### [What this task involves]
Determine the number of lines holding the word "PEDRO"; answer with that number only.

### [Exercise material]
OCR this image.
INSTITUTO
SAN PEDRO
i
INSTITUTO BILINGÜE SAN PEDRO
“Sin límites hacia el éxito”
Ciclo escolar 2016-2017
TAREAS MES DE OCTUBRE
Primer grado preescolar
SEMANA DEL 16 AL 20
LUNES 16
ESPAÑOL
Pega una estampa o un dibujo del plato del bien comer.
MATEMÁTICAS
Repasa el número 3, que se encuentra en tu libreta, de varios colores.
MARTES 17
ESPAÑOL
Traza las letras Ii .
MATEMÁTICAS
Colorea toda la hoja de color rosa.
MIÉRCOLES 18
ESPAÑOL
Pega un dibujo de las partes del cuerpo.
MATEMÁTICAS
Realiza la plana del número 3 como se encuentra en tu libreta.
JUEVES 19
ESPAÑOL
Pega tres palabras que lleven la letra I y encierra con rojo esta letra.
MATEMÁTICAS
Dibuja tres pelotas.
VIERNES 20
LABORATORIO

### [Task output]
2